___ Task material ___

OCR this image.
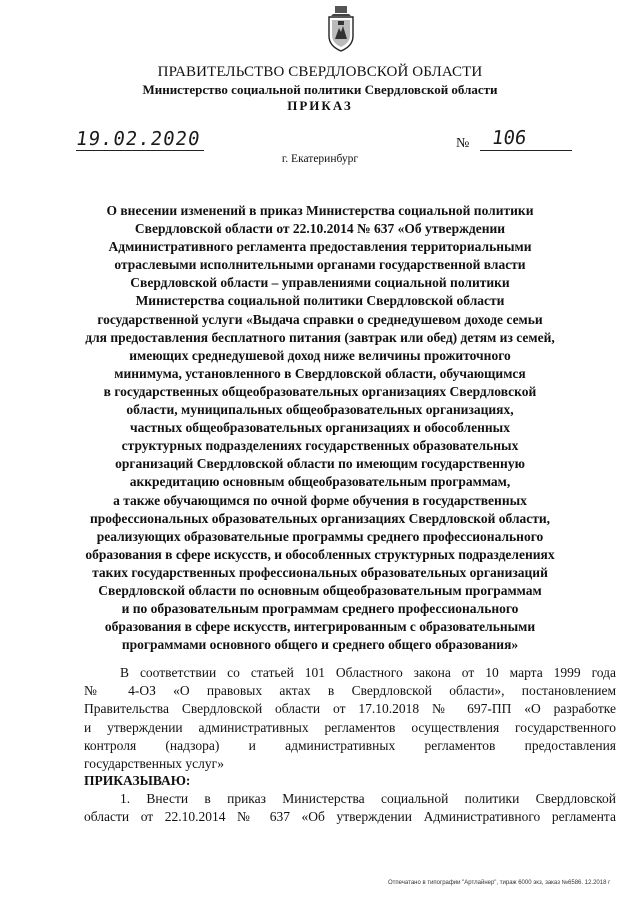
ПРАВИТЕЛЬСТВО СВЕРДЛОВСКОЙ ОБЛАСТИ
Министерство социальной политики Свердловской области
ПРИКАЗ
19.02.2020	№ 106
г. Екатеринбург

О внесении изменений в приказ Министерства социальной политики
Свердловской области от 22.10.2014 № 637 «Об утверждении
Административного регламента предоставления территориальными
отраслевыми исполнительными органами государственной власти
Свердловской области – управлениями социальной политики
Министерства социальной политики Свердловской области
государственной услуги «Выдача справки о среднедушевом доходе семьи
для предоставления бесплатного питания (завтрак или обед) детям из семей,
имеющих среднедушевой доход ниже величины прожиточного
минимума, установленного в Свердловской области, обучающимся
в государственных общеобразовательных организациях Свердловской
области, муниципальных общеобразовательных организациях,
частных общеобразовательных организациях и обособленных
структурных подразделениях государственных образовательных
организаций Свердловской области по имеющим государственную
аккредитацию основным общеобразовательным программам,
а также обучающимся по очной форме обучения в государственных
профессиональных образовательных организациях Свердловской области,
реализующих образовательные программы среднего профессионального
образования в сфере искусств, и обособленных структурных подразделениях
таких государственных профессиональных образовательных организаций
Свердловской области по основным общеобразовательным программам
и по образовательным программам среднего профессионального
образования в сфере искусств, интегрированным с образовательными
программами основного общего и среднего общего образования»

В соответствии со статьей 101 Областного закона от 10 марта 1999 года
№ 4-ОЗ «О правовых актах в Свердловской области», постановлением
Правительства Свердловской области от 17.10.2018 № 697-ПП «О разработке
и утверждении административных регламентов осуществления государственного
контроля (надзора) и административных регламентов предоставления
государственных услуг»

ПРИКАЗЫВАЮ:

1. Внести в приказ Министерства социальной политики Свердловской
области от 22.10.2014 № 637 «Об утверждении Административного регламента

Отпечатано в типографии "Артлайнер", тираж 6000 экз, заказ №6586. 12.2018 г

___

The exercise: Reproduce each record above by retyping it exactly; omit all images.

Solution to this task:
OCR this image.
ПРАВИТЕЛЬСТВО СВЕРДЛОВСКОЙ ОБЛАСТИ
Министерство социальной политики Свердловской области
ПРИКАЗ
19.02.2020	№ 106
г. Екатеринбург

О внесении изменений в приказ Министерства социальной политики
Свердловской области от 22.10.2014 № 637 «Об утверждении
Административного регламента предоставления территориальными
отраслевыми исполнительными органами государственной власти
Свердловской области – управлениями социальной политики
Министерства социальной политики Свердловской области
государственной услуги «Выдача справки о среднедушевом доходе семьи
для предоставления бесплатного питания (завтрак или обед) детям из семей,
имеющих среднедушевой доход ниже величины прожиточного
минимума, установленного в Свердловской области, обучающимся
в государственных общеобразовательных организациях Свердловской
области, муниципальных общеобразовательных организациях,
частных общеобразовательных организациях и обособленных
структурных подразделениях государственных образовательных
организаций Свердловской области по имеющим государственную
аккредитацию основным общеобразовательным программам,
а также обучающимся по очной форме обучения в государственных
профессиональных образовательных организациях Свердловской области,
реализующих образовательные программы среднего профессионального
образования в сфере искусств, и обособленных структурных подразделениях
таких государственных профессиональных образовательных организаций
Свердловской области по основным общеобразовательным программам
и по образовательным программам среднего профессионального
образования в сфере искусств, интегрированным с образовательными
программами основного общего и среднего общего образования»

В соответствии со статьей 101 Областного закона от 10 марта 1999 года
№ 4-ОЗ «О правовых актах в Свердловской области», постановлением
Правительства Свердловской области от 17.10.2018 № 697-ПП «О разработке
и утверждении административных регламентов осуществления государственного
контроля (надзора) и административных регламентов предоставления
государственных услуг»

ПРИКАЗЫВАЮ:

1. Внести в приказ Министерства социальной политики Свердловской
области от 22.10.2014 № 637 «Об утверждении Административного регламента

Отпечатано в типографии "Артлайнер", тираж 6000 экз, заказ №6586. 12.2018 г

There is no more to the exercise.